The Peerless Prognosticator is ON THE AIR!!!
The Washington Capitals return to the ice on Tuesday night with a visit to Madison Square Garden for a date with the New York Rangers. It promises to be one of those “irresistible force meets immovable object” contests, but not in the way you might think. With the Caps bringing Alex Ovechkin, Evgeny Kuznetsov, Dylan Strome, Conor Sheary, and more to this matchup, you would think the “irresistible force” is the Caps. And with the reigning Vezina Trophy winner, Igor Shesterkin, in goal for the Rangers, they might be viewed as the “immovable object.”
Well, no, not exactly. Since Thanksgiving, the Caps have had a productive offense, averaging 3.53 goals per game, tenth in the league in scoring offense. But it is their defense that has shined, allowing only 2.20 goals per game, third in the league in scoring defense.

[INSTRUCTION 1] Which Washington Capitals players are named in the Capitals–Rangers game preview?
[INSTRUCTION 2] Pick up the Capitals–Rangers game preview after its final sentence and carry it forward.

[MATERIAL PROVIDED]
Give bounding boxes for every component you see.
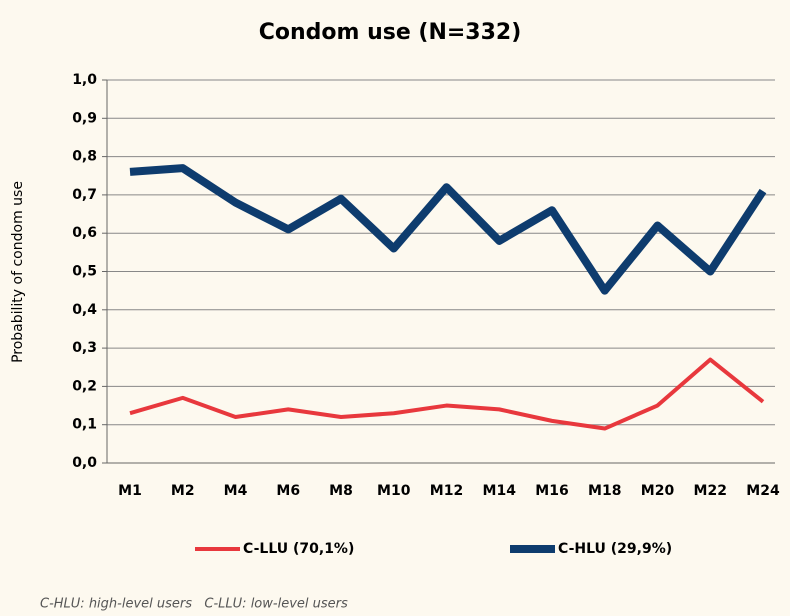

[WRITTEN ANSWER 1] Alex Ovechkin, Evgeny Kuznetsov, Dylan Strome, Conor Sheary

[WRITTEN ANSWER 2]
On the other side, the Rangers have had a good scoring defense, allowing only 2.71 goals per game, tied for eighth in the league in scoring defense since Thanksgiving, but they have wreaked havoc on opposing goaltenders, averaging 3.71 goals per game, sixth in the league in scoring offense.
That scoring offense has been led in goals by Chris Kreider with seven. Last season, Kreider posted his first career 50-goal season, finishing the season with 52 goals and obliterating his previous career high of 28 goals with the Rangers in 2016-2017. But whereas last season was jump started with 16 goals in his first 21 games, this season started slowly for Kreider, who had only four goals in his first 13 games, a respectable 25-goal pace, but less than half of last year’s output. Kreider has awakened from his early season slumber, though. He has 12 goals in his last 22 games, a 45-goal pace.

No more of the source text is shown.